= GIVEN REQUEST =
Check each line of the data for "Координаційний" and select those that have it.

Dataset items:
----------------
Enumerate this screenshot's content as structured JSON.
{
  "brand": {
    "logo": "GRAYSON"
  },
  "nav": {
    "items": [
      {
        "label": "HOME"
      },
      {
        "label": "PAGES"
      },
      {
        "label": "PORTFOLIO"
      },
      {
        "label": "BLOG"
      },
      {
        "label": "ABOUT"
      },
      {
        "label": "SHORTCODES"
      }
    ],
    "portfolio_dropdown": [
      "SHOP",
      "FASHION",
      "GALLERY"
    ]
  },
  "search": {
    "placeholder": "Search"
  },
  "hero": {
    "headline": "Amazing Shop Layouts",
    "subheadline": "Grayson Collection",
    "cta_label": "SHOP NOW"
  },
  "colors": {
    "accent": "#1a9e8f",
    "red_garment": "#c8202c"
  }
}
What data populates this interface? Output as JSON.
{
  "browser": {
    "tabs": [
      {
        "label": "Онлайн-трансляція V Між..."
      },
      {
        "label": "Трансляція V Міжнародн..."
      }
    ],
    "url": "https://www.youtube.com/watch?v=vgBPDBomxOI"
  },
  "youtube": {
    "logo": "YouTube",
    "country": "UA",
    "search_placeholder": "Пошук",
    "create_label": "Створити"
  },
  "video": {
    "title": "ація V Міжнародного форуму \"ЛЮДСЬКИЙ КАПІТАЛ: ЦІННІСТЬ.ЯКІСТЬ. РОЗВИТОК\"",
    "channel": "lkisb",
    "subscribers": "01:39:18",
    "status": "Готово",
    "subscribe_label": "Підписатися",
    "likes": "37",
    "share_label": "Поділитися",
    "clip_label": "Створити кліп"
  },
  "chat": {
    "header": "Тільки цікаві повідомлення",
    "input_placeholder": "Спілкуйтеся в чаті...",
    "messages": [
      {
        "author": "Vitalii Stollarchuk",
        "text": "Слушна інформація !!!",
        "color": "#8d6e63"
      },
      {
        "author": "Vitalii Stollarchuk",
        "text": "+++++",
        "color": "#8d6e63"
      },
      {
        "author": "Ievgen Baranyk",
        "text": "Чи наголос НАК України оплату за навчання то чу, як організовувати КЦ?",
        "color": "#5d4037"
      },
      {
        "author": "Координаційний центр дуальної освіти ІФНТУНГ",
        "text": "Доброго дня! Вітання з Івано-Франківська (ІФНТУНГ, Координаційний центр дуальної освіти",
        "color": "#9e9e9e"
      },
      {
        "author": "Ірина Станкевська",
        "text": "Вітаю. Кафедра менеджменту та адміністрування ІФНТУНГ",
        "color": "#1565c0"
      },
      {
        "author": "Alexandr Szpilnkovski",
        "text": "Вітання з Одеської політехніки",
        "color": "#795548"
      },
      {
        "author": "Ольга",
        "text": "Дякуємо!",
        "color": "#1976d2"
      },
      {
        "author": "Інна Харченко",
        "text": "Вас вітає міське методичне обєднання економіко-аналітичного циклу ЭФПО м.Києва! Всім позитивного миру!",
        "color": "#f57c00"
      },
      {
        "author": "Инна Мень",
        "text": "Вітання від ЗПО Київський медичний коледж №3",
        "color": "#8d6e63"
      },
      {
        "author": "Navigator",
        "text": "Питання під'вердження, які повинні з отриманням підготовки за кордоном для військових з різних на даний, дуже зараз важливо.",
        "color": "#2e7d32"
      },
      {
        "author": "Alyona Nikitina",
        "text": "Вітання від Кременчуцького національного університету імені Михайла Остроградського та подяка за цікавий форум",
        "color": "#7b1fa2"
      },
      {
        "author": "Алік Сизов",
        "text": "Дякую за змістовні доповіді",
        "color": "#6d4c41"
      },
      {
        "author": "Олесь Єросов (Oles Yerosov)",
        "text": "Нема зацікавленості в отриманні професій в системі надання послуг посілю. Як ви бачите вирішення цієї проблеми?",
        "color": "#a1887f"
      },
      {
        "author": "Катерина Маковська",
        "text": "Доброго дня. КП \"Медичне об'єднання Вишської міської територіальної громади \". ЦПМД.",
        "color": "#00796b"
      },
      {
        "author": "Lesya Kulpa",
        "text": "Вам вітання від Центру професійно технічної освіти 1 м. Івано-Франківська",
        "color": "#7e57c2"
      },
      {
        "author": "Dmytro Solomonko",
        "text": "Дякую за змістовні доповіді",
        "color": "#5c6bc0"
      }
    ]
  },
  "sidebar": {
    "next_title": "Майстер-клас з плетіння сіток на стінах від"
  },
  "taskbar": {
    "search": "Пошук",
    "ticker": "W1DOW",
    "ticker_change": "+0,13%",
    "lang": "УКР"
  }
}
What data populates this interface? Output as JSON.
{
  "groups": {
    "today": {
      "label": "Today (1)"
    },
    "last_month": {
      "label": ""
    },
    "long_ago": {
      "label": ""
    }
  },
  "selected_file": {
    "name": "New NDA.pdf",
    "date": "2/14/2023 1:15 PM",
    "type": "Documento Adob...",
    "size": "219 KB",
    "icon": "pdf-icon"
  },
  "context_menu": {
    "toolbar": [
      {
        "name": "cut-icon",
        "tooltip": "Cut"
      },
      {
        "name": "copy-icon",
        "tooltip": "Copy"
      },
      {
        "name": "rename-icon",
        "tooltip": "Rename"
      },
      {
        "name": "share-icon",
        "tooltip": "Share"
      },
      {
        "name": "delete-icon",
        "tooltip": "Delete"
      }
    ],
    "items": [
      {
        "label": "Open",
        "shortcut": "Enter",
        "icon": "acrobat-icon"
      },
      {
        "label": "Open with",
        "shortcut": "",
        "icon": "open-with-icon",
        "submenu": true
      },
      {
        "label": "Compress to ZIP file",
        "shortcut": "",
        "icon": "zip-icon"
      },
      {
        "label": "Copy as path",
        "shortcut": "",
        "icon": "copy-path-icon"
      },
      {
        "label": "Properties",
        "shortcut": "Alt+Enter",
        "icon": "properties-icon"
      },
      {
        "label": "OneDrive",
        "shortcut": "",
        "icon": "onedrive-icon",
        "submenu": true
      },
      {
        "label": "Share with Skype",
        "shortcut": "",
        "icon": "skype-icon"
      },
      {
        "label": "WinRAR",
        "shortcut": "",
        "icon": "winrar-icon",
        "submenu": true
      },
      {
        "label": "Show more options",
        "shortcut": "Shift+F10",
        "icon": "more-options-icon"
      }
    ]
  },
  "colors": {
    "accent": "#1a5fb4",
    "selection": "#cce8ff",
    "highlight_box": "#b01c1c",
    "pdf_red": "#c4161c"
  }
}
----------------
= PROBLEM SOLUTION =
        "author": "Координаційний центр дуальної освіти ІФНТУНГ",
        "text": "Доброго дня! Вітання з Івано-Франківська (ІФНТУНГ, Координаційний центр дуальної освіти",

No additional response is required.